(Directions)
Write out all of the data exactly as it appears.

(Working data)
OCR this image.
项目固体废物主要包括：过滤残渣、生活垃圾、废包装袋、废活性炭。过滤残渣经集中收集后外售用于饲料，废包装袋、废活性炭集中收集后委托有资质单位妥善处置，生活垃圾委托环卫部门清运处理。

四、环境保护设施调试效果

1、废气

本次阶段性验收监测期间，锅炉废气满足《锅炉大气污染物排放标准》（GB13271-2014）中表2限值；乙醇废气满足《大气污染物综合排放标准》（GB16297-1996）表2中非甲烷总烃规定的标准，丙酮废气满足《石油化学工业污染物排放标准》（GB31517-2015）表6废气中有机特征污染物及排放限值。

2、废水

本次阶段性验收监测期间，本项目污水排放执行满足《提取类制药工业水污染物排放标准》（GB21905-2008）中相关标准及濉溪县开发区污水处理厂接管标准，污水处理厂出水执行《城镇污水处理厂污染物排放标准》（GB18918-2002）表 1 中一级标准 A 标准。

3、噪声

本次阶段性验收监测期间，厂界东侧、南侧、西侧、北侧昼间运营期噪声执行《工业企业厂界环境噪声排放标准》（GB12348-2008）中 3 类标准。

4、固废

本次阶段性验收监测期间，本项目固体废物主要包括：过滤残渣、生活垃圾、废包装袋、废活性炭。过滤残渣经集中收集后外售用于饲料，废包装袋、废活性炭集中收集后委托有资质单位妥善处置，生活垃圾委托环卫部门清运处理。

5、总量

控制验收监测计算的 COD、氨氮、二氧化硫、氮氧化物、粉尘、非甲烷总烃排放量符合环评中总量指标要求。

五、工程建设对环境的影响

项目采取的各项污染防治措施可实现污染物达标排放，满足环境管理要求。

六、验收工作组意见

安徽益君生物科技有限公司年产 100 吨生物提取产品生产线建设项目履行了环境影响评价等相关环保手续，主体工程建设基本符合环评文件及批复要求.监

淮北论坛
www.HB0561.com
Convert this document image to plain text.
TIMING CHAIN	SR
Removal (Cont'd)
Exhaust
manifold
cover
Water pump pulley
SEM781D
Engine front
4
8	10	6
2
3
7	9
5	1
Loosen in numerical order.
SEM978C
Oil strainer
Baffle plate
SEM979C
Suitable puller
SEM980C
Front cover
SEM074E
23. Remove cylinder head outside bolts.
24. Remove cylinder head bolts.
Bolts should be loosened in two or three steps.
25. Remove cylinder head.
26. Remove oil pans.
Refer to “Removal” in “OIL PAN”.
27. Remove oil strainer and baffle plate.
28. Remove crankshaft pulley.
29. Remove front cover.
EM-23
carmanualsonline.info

(Task answer)
OCR this image.
项目固体废物主要包括：过滤残渣、生活垃圾、废包装袋、废活性炭。过滤残渣经集中收集后外售用于饲料，废包装袋、废活性炭集中收集后委托有资质单位妥善处置，生活垃圾委托环卫部门清运处理。

四、环境保护设施调试效果

1、废气

本次阶段性验收监测期间，锅炉废气满足《锅炉大气污染物排放标准》（GB13271-2014）中表2限值；乙醇废气满足《大气污染物综合排放标准》（GB16297-1996）表2中非甲烷总烃规定的标准，丙酮废气满足《石油化学工业污染物排放标准》（GB31517-2015）表6废气中有机特征污染物及排放限值。

2、废水

本次阶段性验收监测期间，本项目污水排放执行满足《提取类制药工业水污染物排放标准》（GB21905-2008）中相关标准及濉溪县开发区污水处理厂接管标准，污水处理厂出水执行《城镇污水处理厂污染物排放标准》（GB18918-2002）表 1 中一级标准 A 标准。

3、噪声

本次阶段性验收监测期间，厂界东侧、南侧、西侧、北侧昼间运营期噪声执行《工业企业厂界环境噪声排放标准》（GB12348-2008）中 3 类标准。

4、固废

本次阶段性验收监测期间，本项目固体废物主要包括：过滤残渣、生活垃圾、废包装袋、废活性炭。过滤残渣经集中收集后外售用于饲料，废包装袋、废活性炭集中收集后委托有资质单位妥善处置，生活垃圾委托环卫部门清运处理。

5、总量

控制验收监测计算的 COD、氨氮、二氧化硫、氮氧化物、粉尘、非甲烷总烃排放量符合环评中总量指标要求。

五、工程建设对环境的影响

项目采取的各项污染防治措施可实现污染物达标排放，满足环境管理要求。

六、验收工作组意见

安徽益君生物科技有限公司年产 100 吨生物提取产品生产线建设项目履行了环境影响评价等相关环保手续，主体工程建设基本符合环评文件及批复要求.监

淮北论坛
www.HB0561.com
Convert this document image to plain text.
TIMING CHAIN	SR
Removal (Cont'd)
Exhaust
manifold
cover
Water pump pulley
SEM781D
Engine front
4
8	10	6
2
3
7	9
5	1
Loosen in numerical order.
SEM978C
Oil strainer
Baffle plate
SEM979C
Suitable puller
SEM980C
Front cover
SEM074E
23. Remove cylinder head outside bolts.
24. Remove cylinder head bolts.
Bolts should be loosened in two or three steps.
25. Remove cylinder head.
26. Remove oil pans.
Refer to “Removal” in “OIL PAN”.
27. Remove oil strainer and baffle plate.
28. Remove crankshaft pulley.
29. Remove front cover.
EM-23
carmanualsonline.info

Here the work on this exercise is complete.